Entries ::
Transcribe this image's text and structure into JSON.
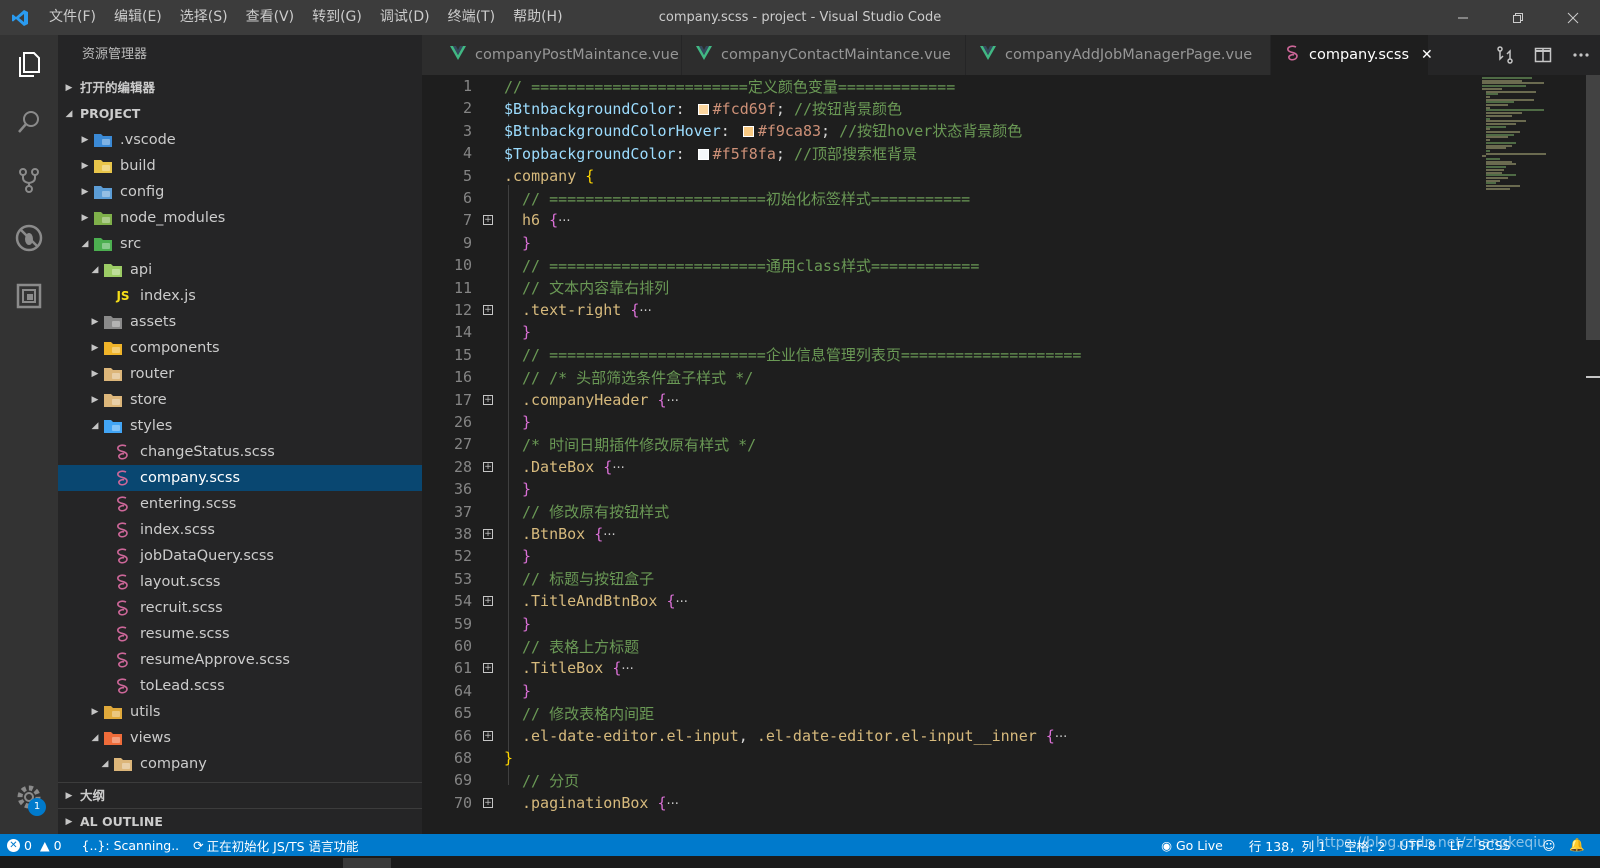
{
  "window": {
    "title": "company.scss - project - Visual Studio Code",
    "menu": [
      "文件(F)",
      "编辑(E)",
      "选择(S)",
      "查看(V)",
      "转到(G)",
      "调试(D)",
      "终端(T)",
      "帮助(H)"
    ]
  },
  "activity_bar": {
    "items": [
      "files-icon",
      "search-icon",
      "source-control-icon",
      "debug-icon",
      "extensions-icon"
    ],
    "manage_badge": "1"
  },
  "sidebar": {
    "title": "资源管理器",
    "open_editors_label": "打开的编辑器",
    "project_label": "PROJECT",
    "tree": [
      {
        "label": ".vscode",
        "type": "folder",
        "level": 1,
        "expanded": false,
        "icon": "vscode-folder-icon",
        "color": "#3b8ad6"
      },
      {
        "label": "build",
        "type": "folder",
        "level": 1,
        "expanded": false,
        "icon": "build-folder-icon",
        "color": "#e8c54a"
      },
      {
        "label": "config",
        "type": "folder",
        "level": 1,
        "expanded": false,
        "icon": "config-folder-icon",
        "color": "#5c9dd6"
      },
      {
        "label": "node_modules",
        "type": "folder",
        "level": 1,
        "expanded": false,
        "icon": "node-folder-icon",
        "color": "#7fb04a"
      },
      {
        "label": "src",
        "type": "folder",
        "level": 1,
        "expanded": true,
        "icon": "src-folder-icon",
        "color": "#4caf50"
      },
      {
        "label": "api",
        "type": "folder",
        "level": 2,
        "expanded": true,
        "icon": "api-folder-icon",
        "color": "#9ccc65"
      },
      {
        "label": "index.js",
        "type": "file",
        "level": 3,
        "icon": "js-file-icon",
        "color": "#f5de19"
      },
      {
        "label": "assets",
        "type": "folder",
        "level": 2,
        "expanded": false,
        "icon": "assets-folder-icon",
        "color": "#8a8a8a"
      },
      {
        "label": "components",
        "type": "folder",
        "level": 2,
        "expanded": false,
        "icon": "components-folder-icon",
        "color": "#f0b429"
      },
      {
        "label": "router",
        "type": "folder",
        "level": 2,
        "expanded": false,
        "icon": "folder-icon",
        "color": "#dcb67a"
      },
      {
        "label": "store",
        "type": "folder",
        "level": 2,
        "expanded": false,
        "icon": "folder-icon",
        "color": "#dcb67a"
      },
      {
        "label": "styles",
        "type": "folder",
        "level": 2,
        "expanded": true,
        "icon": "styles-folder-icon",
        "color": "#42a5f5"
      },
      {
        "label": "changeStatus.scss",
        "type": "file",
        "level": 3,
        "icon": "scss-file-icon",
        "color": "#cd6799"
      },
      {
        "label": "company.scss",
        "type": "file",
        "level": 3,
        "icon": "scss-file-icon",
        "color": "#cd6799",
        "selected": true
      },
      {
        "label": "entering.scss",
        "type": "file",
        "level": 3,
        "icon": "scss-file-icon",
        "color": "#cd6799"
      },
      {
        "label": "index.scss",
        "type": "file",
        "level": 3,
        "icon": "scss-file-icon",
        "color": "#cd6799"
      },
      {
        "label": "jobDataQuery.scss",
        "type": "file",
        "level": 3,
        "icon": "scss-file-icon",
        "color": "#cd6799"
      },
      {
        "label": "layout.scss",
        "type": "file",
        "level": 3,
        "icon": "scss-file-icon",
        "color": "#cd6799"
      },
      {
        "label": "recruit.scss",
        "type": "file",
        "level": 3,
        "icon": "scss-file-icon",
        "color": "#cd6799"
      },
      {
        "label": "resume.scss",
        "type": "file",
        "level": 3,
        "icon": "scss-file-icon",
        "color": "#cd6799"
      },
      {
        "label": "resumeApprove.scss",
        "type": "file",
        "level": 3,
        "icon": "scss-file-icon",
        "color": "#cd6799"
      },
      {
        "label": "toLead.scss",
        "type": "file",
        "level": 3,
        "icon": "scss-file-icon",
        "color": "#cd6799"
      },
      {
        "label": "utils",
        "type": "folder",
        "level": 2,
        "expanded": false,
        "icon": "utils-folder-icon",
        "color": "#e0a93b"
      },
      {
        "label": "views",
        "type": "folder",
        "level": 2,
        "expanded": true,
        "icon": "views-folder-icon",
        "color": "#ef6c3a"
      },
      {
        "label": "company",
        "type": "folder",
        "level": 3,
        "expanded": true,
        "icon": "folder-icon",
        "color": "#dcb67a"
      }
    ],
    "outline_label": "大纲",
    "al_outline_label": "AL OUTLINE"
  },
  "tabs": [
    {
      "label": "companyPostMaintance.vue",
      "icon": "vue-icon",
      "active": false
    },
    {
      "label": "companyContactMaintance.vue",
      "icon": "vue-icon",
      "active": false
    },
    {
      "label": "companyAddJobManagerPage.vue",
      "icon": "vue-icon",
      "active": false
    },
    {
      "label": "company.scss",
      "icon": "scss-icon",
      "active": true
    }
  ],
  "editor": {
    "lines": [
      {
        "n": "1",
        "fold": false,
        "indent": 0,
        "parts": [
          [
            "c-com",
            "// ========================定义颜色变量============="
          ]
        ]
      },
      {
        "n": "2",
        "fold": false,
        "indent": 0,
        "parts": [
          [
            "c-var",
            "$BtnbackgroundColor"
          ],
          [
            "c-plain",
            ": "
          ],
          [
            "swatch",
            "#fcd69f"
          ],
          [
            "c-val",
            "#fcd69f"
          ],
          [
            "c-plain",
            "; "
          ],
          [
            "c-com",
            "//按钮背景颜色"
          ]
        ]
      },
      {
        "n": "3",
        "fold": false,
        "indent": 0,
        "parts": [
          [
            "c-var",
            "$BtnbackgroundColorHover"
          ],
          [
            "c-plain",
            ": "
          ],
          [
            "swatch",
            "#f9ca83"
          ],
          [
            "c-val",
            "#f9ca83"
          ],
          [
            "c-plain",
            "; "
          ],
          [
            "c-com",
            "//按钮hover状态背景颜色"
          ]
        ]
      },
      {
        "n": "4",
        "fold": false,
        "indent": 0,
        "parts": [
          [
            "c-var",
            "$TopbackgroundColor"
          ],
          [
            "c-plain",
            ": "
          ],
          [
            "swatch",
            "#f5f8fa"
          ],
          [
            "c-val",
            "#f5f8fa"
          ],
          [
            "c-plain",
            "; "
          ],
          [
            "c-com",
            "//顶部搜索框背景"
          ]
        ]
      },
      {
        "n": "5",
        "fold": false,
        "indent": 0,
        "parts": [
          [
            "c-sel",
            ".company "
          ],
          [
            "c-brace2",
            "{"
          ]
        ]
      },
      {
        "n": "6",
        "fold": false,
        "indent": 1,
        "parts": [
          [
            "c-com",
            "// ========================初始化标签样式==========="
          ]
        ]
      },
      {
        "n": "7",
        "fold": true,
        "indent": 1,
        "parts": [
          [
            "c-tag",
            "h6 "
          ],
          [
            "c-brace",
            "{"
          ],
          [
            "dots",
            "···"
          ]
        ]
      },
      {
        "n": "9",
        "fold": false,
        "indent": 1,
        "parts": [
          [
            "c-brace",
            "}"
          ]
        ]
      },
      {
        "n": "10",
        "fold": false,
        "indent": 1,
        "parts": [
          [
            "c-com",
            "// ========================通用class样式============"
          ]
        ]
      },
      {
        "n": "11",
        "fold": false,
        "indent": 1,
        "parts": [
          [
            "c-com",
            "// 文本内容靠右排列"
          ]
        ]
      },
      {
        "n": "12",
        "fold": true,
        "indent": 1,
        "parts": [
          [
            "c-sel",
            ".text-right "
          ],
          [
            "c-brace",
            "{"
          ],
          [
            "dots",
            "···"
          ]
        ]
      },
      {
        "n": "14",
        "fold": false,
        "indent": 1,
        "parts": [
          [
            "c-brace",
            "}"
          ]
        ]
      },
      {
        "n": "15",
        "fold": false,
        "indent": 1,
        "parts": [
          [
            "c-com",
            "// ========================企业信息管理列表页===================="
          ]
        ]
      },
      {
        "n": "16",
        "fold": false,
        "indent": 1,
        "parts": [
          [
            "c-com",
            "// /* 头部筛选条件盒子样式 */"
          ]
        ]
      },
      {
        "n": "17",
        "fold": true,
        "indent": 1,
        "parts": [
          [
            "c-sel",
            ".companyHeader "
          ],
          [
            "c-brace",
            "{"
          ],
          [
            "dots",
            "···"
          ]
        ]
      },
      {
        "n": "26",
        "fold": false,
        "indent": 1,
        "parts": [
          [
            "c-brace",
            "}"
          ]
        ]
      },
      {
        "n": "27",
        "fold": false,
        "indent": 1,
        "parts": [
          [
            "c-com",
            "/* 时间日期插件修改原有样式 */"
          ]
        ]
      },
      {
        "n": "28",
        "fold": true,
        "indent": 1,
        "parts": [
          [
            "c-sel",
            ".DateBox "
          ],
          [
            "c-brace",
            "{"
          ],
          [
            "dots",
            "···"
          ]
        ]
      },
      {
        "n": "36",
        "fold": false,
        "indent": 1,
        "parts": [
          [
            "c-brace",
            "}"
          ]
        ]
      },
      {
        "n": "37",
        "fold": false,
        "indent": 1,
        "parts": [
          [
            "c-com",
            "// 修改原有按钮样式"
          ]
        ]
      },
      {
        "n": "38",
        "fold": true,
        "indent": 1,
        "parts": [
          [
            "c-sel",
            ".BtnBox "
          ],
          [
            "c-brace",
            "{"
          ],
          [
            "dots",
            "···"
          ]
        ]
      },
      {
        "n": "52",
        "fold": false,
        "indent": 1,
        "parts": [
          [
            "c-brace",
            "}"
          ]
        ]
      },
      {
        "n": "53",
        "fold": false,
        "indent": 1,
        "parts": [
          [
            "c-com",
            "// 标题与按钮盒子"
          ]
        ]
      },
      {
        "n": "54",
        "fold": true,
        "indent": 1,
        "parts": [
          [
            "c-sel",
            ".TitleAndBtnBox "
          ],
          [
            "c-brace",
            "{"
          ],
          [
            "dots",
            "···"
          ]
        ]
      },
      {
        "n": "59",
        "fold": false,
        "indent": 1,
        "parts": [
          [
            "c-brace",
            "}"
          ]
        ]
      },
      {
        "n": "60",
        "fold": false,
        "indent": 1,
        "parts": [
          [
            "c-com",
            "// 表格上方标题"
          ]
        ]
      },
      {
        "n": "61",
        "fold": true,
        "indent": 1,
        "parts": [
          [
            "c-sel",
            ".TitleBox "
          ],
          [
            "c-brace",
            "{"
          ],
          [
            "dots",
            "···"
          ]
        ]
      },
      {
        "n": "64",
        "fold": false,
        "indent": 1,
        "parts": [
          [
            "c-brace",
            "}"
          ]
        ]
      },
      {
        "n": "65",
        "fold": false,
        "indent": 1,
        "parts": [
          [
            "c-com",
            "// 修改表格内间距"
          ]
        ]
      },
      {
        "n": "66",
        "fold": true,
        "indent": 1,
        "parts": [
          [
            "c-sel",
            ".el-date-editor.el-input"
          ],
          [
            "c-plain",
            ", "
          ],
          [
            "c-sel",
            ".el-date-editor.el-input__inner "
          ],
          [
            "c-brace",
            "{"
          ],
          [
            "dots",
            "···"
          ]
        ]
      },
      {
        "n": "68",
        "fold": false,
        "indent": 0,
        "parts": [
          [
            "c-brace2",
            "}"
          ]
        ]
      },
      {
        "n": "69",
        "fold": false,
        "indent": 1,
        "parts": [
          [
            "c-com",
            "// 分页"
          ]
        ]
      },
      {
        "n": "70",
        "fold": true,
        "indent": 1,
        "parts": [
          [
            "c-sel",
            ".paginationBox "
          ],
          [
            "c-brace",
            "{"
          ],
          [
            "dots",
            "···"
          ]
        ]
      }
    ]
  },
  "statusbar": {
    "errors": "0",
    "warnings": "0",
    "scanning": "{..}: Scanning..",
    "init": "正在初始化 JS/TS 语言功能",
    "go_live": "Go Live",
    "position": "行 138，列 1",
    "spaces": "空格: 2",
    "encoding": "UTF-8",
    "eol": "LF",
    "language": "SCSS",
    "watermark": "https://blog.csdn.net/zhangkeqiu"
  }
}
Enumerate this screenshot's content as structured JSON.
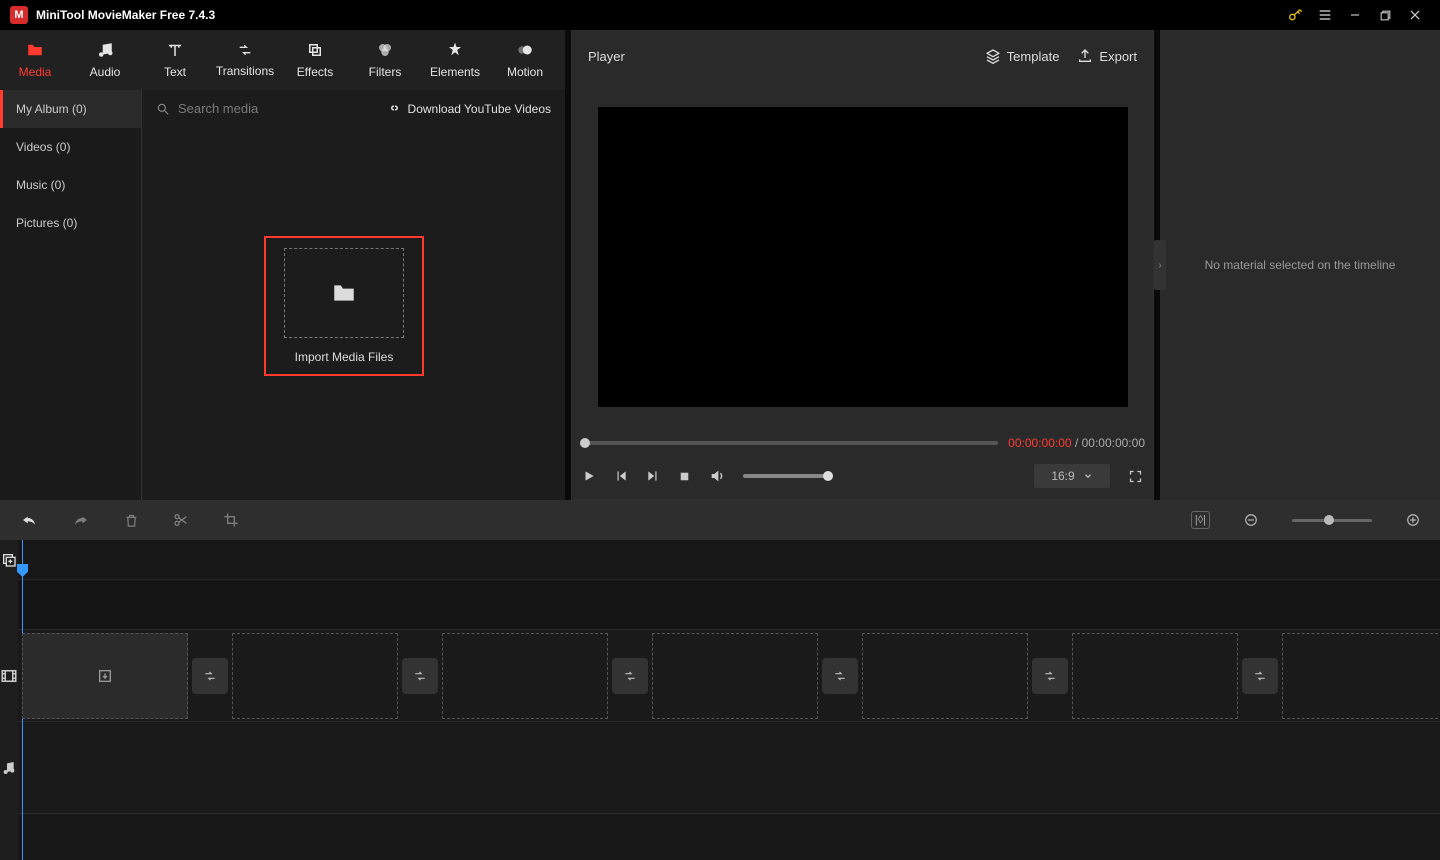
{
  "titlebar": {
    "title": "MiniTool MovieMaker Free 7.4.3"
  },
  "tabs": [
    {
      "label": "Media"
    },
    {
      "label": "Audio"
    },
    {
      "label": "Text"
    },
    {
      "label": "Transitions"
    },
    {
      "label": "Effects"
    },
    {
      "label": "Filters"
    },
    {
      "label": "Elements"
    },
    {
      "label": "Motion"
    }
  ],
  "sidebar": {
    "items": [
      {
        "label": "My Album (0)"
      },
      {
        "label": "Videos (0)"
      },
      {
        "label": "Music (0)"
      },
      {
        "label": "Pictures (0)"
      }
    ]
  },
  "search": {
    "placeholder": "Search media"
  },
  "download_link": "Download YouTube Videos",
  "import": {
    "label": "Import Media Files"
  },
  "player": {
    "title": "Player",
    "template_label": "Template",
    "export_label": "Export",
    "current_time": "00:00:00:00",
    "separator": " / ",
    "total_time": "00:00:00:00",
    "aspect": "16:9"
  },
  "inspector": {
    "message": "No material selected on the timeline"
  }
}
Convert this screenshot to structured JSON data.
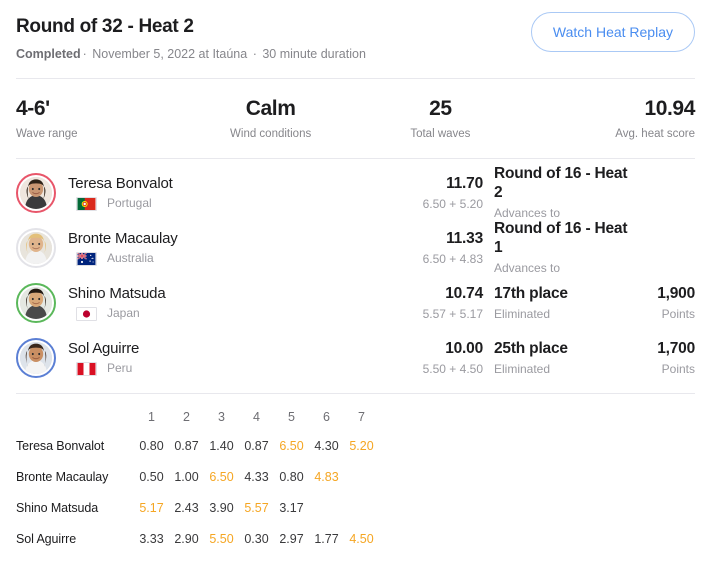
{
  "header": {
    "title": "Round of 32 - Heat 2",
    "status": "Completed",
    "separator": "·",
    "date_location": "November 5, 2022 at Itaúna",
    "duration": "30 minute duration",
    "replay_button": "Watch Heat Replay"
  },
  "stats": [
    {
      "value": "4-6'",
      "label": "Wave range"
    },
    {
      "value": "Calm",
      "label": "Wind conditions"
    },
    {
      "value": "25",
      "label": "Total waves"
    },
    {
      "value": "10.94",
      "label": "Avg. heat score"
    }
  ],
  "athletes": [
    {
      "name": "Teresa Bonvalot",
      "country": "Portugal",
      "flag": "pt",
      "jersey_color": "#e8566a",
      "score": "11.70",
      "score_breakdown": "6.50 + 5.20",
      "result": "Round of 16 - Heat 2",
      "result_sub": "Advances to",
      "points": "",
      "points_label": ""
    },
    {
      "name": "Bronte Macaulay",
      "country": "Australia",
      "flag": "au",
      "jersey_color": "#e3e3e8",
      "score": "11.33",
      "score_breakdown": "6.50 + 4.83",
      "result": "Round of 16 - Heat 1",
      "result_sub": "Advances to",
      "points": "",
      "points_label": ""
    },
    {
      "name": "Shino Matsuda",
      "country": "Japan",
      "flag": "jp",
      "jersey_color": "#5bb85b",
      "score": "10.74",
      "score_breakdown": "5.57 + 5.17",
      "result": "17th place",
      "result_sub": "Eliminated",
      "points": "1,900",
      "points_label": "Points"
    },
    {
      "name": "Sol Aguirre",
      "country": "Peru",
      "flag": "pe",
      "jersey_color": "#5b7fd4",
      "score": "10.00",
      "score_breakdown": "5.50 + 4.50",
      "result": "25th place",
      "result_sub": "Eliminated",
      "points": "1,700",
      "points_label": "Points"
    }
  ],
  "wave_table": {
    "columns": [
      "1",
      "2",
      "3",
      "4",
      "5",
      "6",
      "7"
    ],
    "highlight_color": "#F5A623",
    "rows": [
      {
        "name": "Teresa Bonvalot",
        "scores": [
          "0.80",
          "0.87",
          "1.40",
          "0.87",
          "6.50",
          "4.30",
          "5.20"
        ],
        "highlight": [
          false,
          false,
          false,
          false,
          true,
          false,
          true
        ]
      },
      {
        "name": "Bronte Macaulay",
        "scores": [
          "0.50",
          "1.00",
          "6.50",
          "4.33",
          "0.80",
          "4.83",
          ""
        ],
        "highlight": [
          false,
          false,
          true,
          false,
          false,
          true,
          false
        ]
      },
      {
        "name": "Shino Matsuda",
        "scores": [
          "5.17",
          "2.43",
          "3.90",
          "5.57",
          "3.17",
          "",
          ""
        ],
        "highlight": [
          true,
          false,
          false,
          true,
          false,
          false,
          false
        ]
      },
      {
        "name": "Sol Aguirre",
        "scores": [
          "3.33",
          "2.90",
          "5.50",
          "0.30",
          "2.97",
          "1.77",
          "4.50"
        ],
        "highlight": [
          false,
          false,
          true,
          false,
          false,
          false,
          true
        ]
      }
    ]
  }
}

Instruction ::
Copy out each line of the entries that holds "styles".

In response ::
        "label": "styles",
        "icon": "styles-folder-icon",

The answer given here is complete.